GIVEN PROBLEM:
Count how many lines of the data below contain the string "本大题共"; the reply should be that number alone.

### INFORMATION SHOWN

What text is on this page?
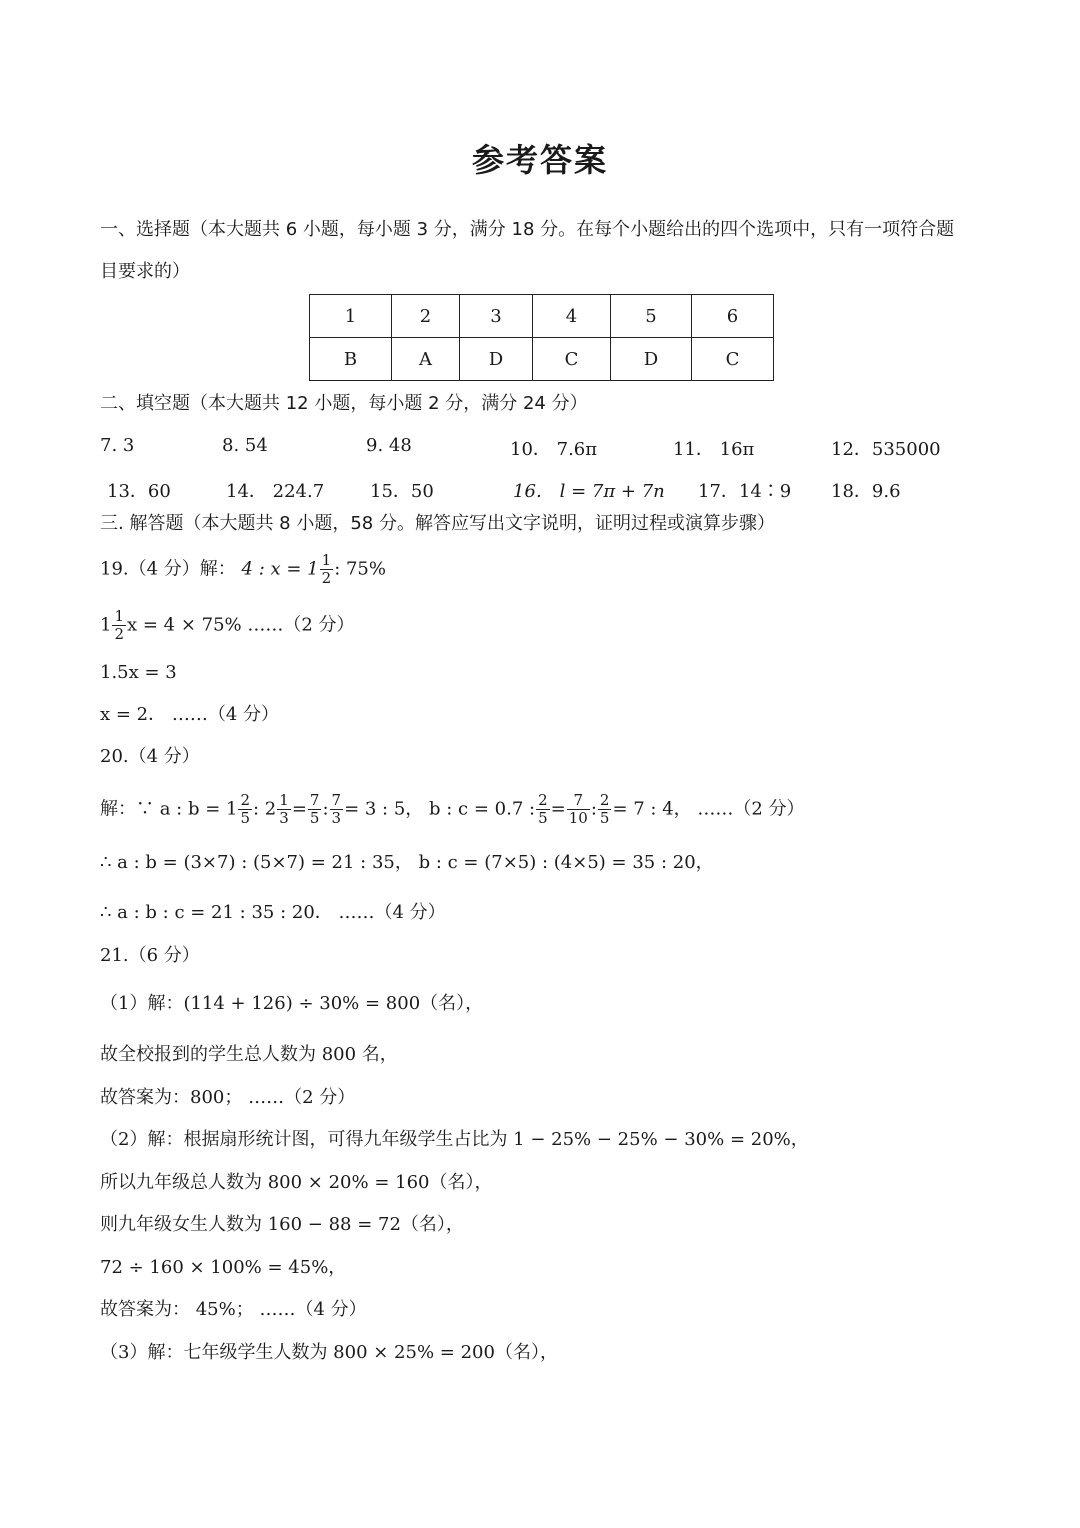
参考答案
一、选择题（本大题共 6 小题，每小题 3 分，满分 18 分。在每个小题给出的四个选项中，只有一项符合题
目要求的）
1	2	3	4	5	6
B	A	D	C	D	C
二、填空题（本大题共 12 小题，每小题 2 分，满分 24 分）
7. 3	8. 54	9. 48	10． 7.6π	11． 16π	12．535000
13．60	14． 224.7	15．50	16． l = 7π + 7n 17．14∶9 18．9.6
三. 解答题（本大题共 8 小题，58 分。解答应写出文字说明，证明过程或演算步骤）
19.（4 分）解： 4 : $x = 1 \frac{1}{2}$ : 75%
$1 \frac{1}{2}$ x = 4 × 75% ……（2 分）
1.5x = 3
x = 2． ……（4 分）
20.（4 分）
解：∵ a : $b = 1 \frac{2}{5}$ : $2 \frac{1}{3} = \frac{7}{5}$ : $\frac{7}{3} = 3$ : 5， b : c = 0.7 : $\frac{2}{5} = \frac{7}{10}$ : $\frac{2}{5} = 7$ : 4， ……（2 分）
∴ a : b = (3×7) : (5×7) = 21 : 35， b : c = (7×5) : (4×5) = 35 : 20，
∴ a : b : c = 21 : 35 : 20． ……（4 分）
21.（6 分）
（1）解：(114 + 126) ÷ 30% = 800（名），
故全校报到的学生总人数为 800 名，
故答案为：800； ……（2 分）
（2）解：根据扇形统计图，可得九年级学生占比为 1 − 25% − 25% − 30% = 20%，
所以九年级总人数为 800 × 20% = 160（名），
则九年级女生人数为 160 − 88 = 72（名），
72 ÷ 160 × 100% = 45%，
故答案为： 45%； ……（4 分）
（3）解：七年级学生人数为 800 × 25% = 200（名），
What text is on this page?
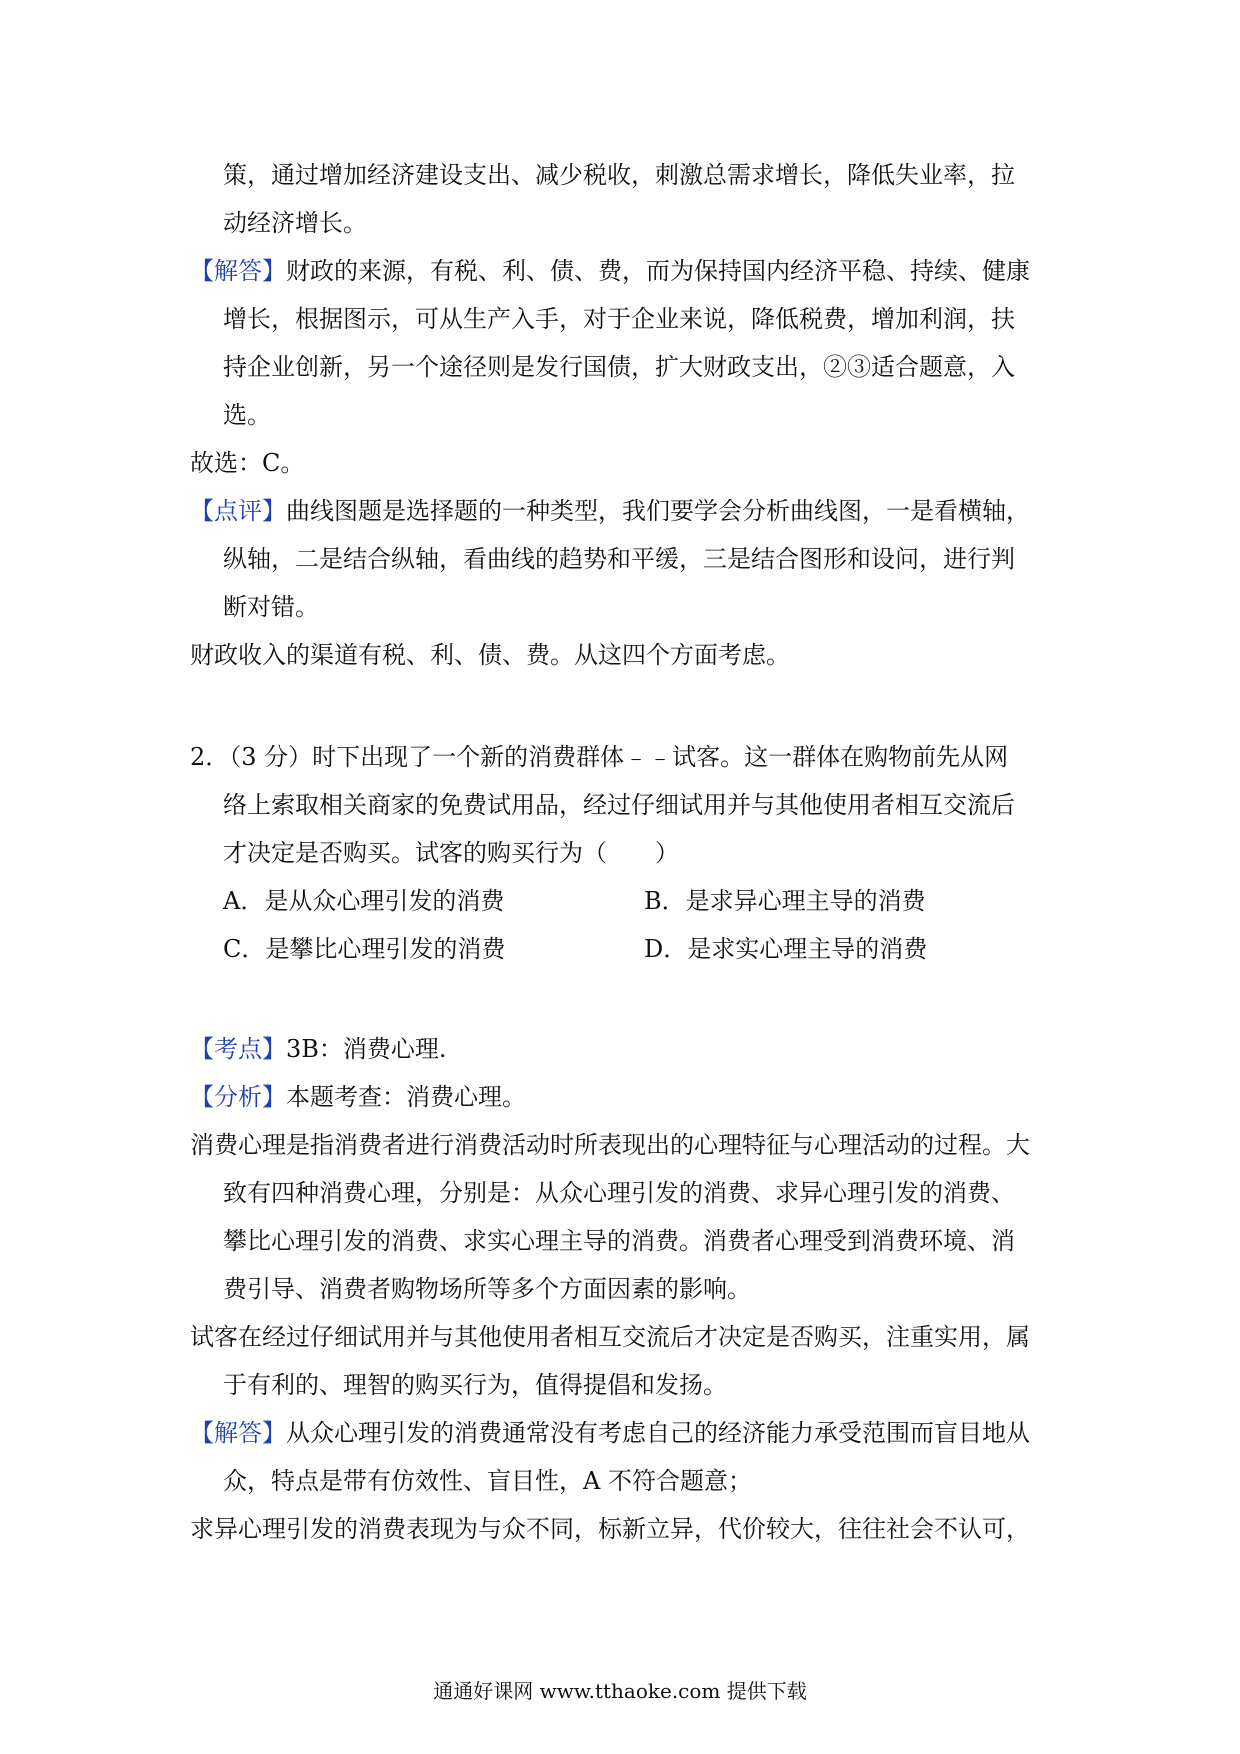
策，通过增加经济建设支出、减少税收，刺激总需求增长，降低失业率，拉
动经济增长。
【解答】财政的来源，有税、利、债、费，而为保持国内经济平稳、持续、健康
增长，根据图示，可从生产入手，对于企业来说，降低税费，增加利润，扶
持企业创新，另一个途径则是发行国债，扩大财政支出，②③适合题意，入
选。
故选：C。
【点评】曲线图题是选择题的一种类型，我们要学会分析曲线图，一是看横轴，
纵轴，二是结合纵轴，看曲线的趋势和平缓，三是结合图形和设问，进行判
断对错。
财政收入的渠道有税、利、债、费。从这四个方面考虑。
2．（3 分）时下出现了一个新的消费群体﹣﹣试客。这一群体在购物前先从网
络上索取相关商家的免费试用品，经过仔细试用并与其他使用者相互交流后
才决定是否购买。试客的购买行为（　　）
A．是从众心理引发的消费	B．是求异心理主导的消费
C．是攀比心理引发的消费	D．是求实心理主导的消费
【考点】3B：消费心理.
【分析】本题考查：消费心理。
消费心理是指消费者进行消费活动时所表现出的心理特征与心理活动的过程。大
致有四种消费心理，分别是：从众心理引发的消费、求异心理引发的消费、
攀比心理引发的消费、求实心理主导的消费。消费者心理受到消费环境、消
费引导、消费者购物场所等多个方面因素的影响。
试客在经过仔细试用并与其他使用者相互交流后才决定是否购买，注重实用，属
于有利的、理智的购买行为，值得提倡和发扬。
【解答】从众心理引发的消费通常没有考虑自己的经济能力承受范围而盲目地从
众，特点是带有仿效性、盲目性，A 不符合题意；
求异心理引发的消费表现为与众不同，标新立异，代价较大，往往社会不认可，
通通好课网 www.tthaoke.com 提供下载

######

SOLUTION FOR THIS TASK:
3